■ Instructions for the task ■
Return all lines in the material below that contain "Carpeta".

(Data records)

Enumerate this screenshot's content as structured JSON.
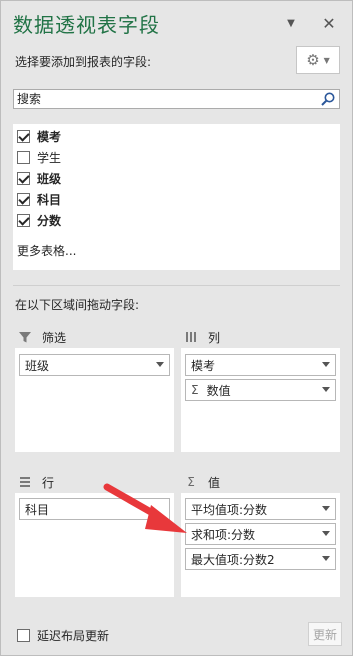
{
  "pane": {
    "title": "数据透视表字段",
    "subtitle": "选择要添加到报表的字段:",
    "title_color": "#217346"
  },
  "search": {
    "placeholder": "搜索"
  },
  "fields": [
    {
      "label": "模考",
      "checked": true,
      "bold": true
    },
    {
      "label": "学生",
      "checked": false,
      "bold": false
    },
    {
      "label": "班级",
      "checked": true,
      "bold": true
    },
    {
      "label": "科目",
      "checked": true,
      "bold": true
    },
    {
      "label": "分数",
      "checked": true,
      "bold": true
    }
  ],
  "more_tables": "更多表格...",
  "drag_hint": "在以下区域间拖动字段:",
  "areas": {
    "filter": {
      "title": "筛选",
      "items": [
        "班级"
      ]
    },
    "columns": {
      "title": "列",
      "items": [
        "模考",
        "数值"
      ]
    },
    "rows": {
      "title": "行",
      "items": [
        "科目"
      ]
    },
    "values": {
      "title": "值",
      "items": [
        "平均值项:分数",
        "求和项:分数",
        "最大值项:分数2"
      ]
    }
  },
  "footer": {
    "defer_label": "延迟布局更新",
    "defer_checked": false,
    "update_label": "更新"
  },
  "annotation_color": "#e8383b"
}
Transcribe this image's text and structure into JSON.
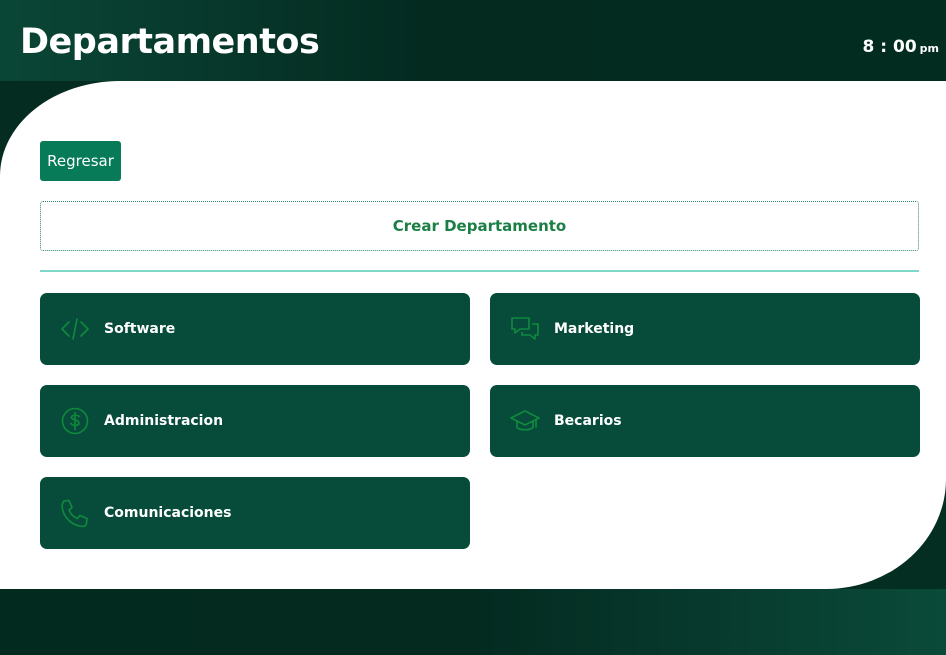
{
  "header": {
    "title": "Departamentos",
    "time": "8 : 00",
    "ampm": "pm"
  },
  "actions": {
    "back_label": "Regresar",
    "create_label": "Crear Departamento"
  },
  "departments": [
    {
      "label": "Software",
      "icon": "code-icon"
    },
    {
      "label": "Marketing",
      "icon": "chat-bubbles-icon"
    },
    {
      "label": "Administracion",
      "icon": "dollar-circle-icon"
    },
    {
      "label": "Becarios",
      "icon": "graduation-cap-icon"
    },
    {
      "label": "Comunicaciones",
      "icon": "phone-icon"
    }
  ],
  "colors": {
    "header_bg": "#042a20",
    "card_bg": "#074c3b",
    "button_bg": "#077a58",
    "icon_green": "#0f8a3c",
    "create_text": "#1b7f45",
    "divider": "#7fd8c9"
  }
}
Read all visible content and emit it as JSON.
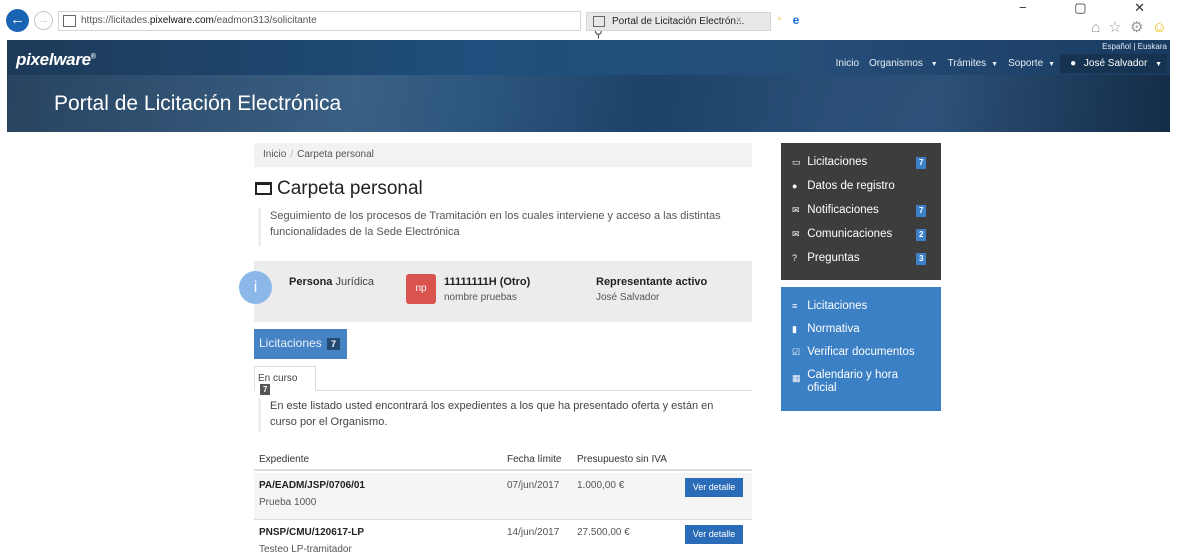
{
  "browser": {
    "url_prefix": "https://licitades.",
    "url_domain": "pixelware.com",
    "url_path": "/eadmon313/solicitante",
    "addr_tools": "⚲ ▾ 🔒 ↻",
    "tab_title": "Portal de Licitación Electrón...",
    "tab_close": "×",
    "win_controls": "−  ▢  ✕",
    "back": "←",
    "forward": "→",
    "home_icons": "⌂ ☆ ⚙",
    "smiley": "☺"
  },
  "header": {
    "brand": "pixelware",
    "brand_mark": "®",
    "lang_es": "Español",
    "lang_sep": "|",
    "lang_eu": "Euskara",
    "nav": {
      "inicio": "Inicio",
      "organismos": "Organismos",
      "tramites": "Trámites",
      "soporte": "Soporte",
      "user": "José Salvador"
    },
    "portal_title": "Portal de Licitación Electrónica"
  },
  "breadcrumb": {
    "home": "Inicio",
    "separator": "/",
    "current": "Carpeta personal"
  },
  "page": {
    "title": "Carpeta personal",
    "description": "Seguimiento de los procesos de Tramitación en los cuales interviene y acceso a las distintas funcionalidades de la Sede Electrónica"
  },
  "info": {
    "badge": "i",
    "persona_bold": "Persona",
    "persona_type": "Jurídica",
    "avatar_initials": "np",
    "id_code": "11111111H (Otro)",
    "id_name": "nombre pruebas",
    "rep_title": "Representante activo",
    "rep_name": "José Salvador"
  },
  "tabs": {
    "main_label": "Licitaciones",
    "main_count": "7",
    "sub_label": "En curso",
    "sub_count": "7"
  },
  "list": {
    "description": "En este listado usted encontrará los expedientes a los que ha presentado oferta y están en curso por el Organismo.",
    "columns": {
      "expediente": "Expediente",
      "fecha": "Fecha límite",
      "presupuesto": "Presupuesto sin IVA"
    },
    "rows": [
      {
        "code": "PA/EADM/JSP/0706/01",
        "name": "Prueba 1000",
        "date": "07/jun/2017",
        "amount": "1.000,00 €",
        "button": "Ver detalle"
      },
      {
        "code": "PNSP/CMU/120617-LP",
        "name": "Testeo LP-tramitador",
        "date": "14/jun/2017",
        "amount": "27.500,00 €",
        "button": "Ver detalle"
      }
    ]
  },
  "side_personal": [
    {
      "label": "Licitaciones",
      "icon": "inbox-icon",
      "glyph": "▭",
      "count": "7"
    },
    {
      "label": "Datos de registro",
      "icon": "user-icon",
      "glyph": "●",
      "count": ""
    },
    {
      "label": "Notificaciones",
      "icon": "envelope-icon",
      "glyph": "✉",
      "count": "7"
    },
    {
      "label": "Comunicaciones",
      "icon": "envelope-open-icon",
      "glyph": "✉",
      "count": "2"
    },
    {
      "label": "Preguntas",
      "icon": "question-icon",
      "glyph": "?",
      "count": "3"
    }
  ],
  "side_public": [
    {
      "label": "Licitaciones",
      "icon": "list-icon",
      "glyph": "≡"
    },
    {
      "label": "Normativa",
      "icon": "book-icon",
      "glyph": "▮"
    },
    {
      "label": "Verificar documentos",
      "icon": "check-square-icon",
      "glyph": "☑"
    },
    {
      "label": "Calendario y hora",
      "label2": "oficial",
      "icon": "calendar-icon",
      "glyph": "▦"
    }
  ],
  "colors": {
    "header_bg": "#1f4f7c",
    "primary_blue": "#3b7fc4",
    "button_blue": "#2a6cb8",
    "dark_panel": "#3d3d3d",
    "avatar_red": "#d9534f"
  }
}
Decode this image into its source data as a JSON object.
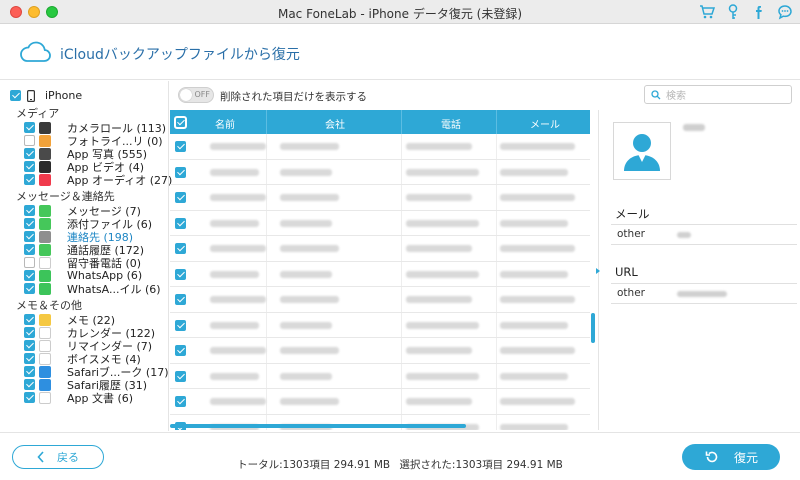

■ Solution for this task ■
    "current": "Carpeta personal"
    "title": "Carpeta personal",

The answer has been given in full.